Check each line of the data below for the word "this", then extract the ones that have it.

#### Some records:

┏━━

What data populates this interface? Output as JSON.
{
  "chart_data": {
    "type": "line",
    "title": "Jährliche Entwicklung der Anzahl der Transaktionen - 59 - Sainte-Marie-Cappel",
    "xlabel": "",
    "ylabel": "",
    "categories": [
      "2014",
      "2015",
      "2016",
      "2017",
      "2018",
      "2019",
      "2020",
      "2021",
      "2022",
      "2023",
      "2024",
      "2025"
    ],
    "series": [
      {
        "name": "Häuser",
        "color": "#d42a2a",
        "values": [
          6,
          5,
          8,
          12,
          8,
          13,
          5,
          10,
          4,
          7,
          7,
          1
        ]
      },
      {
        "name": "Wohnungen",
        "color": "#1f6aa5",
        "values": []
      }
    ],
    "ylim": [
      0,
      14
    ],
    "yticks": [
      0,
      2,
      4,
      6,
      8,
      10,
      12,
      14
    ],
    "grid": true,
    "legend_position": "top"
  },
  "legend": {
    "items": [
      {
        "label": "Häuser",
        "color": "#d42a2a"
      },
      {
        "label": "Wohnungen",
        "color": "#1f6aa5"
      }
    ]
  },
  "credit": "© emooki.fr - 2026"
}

┗━━
┏━━

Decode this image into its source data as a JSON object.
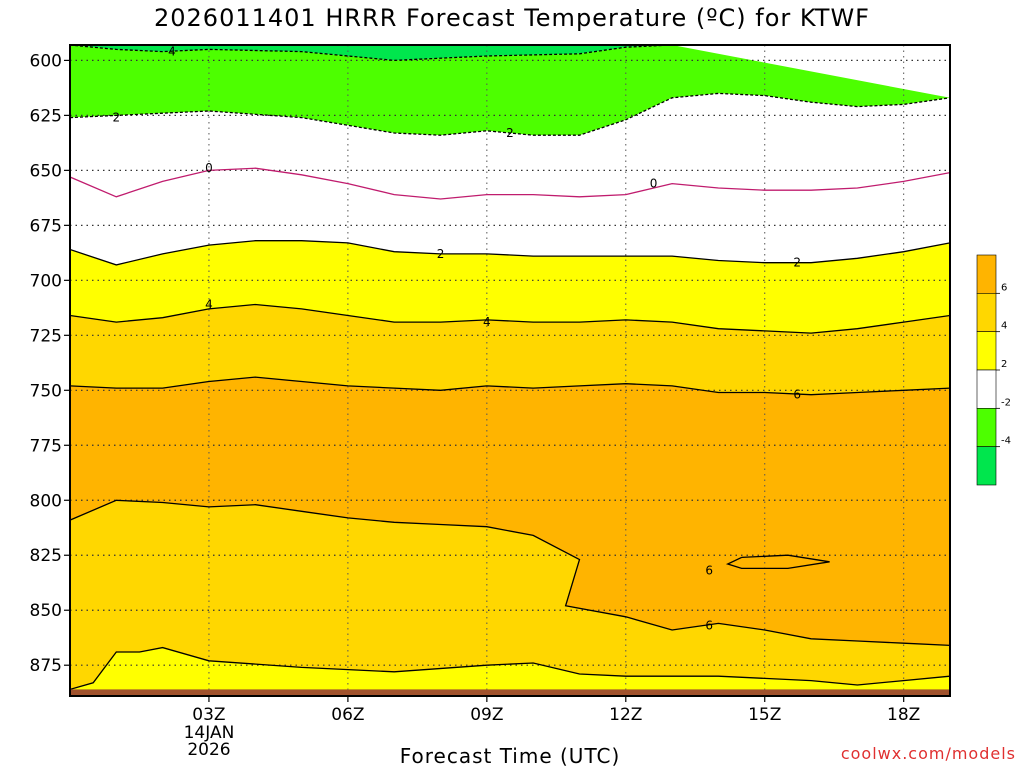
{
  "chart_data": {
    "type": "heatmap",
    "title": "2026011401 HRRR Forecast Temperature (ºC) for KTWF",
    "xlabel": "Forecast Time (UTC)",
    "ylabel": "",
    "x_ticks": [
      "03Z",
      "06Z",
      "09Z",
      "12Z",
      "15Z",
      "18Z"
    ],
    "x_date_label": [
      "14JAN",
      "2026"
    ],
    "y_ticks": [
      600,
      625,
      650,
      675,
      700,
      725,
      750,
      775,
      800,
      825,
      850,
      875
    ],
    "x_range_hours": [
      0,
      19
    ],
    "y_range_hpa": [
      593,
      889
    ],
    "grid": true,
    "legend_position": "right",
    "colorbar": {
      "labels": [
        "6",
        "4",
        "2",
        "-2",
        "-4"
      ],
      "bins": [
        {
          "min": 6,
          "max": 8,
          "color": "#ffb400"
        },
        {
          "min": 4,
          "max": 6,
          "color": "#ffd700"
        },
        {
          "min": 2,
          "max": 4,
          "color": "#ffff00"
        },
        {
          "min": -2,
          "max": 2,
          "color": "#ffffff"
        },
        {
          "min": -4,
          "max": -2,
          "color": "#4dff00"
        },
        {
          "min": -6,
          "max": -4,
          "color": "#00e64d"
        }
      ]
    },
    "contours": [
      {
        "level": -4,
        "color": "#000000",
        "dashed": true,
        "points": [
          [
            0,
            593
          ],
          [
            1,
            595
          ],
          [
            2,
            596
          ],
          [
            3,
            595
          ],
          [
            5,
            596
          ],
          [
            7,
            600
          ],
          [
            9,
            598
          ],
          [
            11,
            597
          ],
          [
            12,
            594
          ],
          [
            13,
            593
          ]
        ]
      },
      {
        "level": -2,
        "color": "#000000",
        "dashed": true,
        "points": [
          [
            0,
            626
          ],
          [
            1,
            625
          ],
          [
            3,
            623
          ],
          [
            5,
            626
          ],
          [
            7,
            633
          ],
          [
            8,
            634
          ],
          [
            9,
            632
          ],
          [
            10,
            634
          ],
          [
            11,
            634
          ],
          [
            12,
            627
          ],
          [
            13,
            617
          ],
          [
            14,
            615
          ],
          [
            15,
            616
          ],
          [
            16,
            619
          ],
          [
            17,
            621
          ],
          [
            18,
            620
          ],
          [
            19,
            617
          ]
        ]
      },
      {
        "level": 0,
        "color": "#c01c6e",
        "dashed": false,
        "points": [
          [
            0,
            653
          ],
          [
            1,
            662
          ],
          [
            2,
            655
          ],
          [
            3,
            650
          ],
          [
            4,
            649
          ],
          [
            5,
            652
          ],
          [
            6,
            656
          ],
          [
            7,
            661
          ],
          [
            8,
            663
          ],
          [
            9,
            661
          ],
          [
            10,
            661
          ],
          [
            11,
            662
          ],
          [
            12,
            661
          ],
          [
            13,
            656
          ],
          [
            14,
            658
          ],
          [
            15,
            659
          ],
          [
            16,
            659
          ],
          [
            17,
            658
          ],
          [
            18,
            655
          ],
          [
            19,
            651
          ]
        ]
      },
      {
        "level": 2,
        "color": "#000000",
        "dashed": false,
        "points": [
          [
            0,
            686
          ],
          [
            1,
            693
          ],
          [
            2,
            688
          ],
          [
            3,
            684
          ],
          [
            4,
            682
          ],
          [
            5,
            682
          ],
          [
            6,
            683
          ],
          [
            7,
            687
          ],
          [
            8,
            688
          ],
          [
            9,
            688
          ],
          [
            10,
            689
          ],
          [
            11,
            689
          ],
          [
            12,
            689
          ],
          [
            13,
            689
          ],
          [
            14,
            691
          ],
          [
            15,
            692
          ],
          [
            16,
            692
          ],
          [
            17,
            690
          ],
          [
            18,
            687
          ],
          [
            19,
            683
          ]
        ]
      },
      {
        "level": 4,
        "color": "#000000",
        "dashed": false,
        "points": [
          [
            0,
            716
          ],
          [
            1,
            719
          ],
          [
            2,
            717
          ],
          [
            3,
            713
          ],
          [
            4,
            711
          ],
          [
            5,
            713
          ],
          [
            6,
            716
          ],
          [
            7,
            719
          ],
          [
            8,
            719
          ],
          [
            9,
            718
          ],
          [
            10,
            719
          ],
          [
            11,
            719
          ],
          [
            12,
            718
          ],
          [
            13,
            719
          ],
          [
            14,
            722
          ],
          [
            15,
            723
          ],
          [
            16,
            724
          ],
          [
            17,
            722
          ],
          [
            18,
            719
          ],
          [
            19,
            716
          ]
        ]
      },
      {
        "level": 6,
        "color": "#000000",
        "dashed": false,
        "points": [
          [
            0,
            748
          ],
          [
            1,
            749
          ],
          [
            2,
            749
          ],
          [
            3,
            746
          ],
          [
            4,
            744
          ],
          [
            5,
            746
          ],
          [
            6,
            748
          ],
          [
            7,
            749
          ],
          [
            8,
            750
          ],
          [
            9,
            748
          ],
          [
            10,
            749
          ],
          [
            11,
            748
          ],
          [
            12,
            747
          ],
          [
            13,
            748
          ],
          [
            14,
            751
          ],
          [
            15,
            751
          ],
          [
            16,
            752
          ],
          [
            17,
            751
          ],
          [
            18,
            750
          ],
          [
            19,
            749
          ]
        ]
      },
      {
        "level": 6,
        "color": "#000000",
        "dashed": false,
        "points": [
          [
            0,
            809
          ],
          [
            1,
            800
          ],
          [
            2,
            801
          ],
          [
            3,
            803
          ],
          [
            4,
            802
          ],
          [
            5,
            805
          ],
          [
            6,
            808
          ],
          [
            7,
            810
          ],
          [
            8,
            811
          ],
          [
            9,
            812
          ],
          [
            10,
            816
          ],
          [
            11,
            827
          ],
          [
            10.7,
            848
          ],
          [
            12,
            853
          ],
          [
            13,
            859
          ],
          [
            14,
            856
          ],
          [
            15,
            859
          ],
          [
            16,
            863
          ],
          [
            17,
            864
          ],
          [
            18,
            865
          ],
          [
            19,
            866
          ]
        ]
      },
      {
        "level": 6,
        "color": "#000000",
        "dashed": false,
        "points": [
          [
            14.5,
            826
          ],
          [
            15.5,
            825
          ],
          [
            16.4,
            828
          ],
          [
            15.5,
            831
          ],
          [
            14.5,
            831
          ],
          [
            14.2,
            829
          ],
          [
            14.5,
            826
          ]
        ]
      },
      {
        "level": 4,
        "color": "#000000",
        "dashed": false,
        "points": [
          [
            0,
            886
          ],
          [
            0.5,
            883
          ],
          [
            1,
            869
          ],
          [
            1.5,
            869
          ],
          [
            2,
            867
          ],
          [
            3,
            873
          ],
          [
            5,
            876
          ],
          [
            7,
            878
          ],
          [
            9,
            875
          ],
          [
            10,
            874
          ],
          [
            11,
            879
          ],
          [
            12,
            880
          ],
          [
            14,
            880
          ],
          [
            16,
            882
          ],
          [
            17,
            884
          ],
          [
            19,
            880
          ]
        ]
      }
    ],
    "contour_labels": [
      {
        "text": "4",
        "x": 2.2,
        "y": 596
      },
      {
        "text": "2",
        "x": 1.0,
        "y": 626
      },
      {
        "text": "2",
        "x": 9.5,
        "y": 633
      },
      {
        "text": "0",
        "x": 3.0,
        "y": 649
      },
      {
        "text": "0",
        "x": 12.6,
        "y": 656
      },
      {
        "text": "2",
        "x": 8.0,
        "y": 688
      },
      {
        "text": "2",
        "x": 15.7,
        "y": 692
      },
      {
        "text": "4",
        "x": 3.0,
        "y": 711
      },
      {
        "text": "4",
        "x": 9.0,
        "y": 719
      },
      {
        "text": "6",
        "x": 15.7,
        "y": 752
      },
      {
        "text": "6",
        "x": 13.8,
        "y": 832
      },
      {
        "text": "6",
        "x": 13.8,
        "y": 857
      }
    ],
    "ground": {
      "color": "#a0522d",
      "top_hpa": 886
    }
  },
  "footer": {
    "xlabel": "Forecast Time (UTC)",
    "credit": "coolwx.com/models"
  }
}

┗━━

#### Output below:
What data populates this interface? Output as JSON.
Decode this image into its source data as a JSON object.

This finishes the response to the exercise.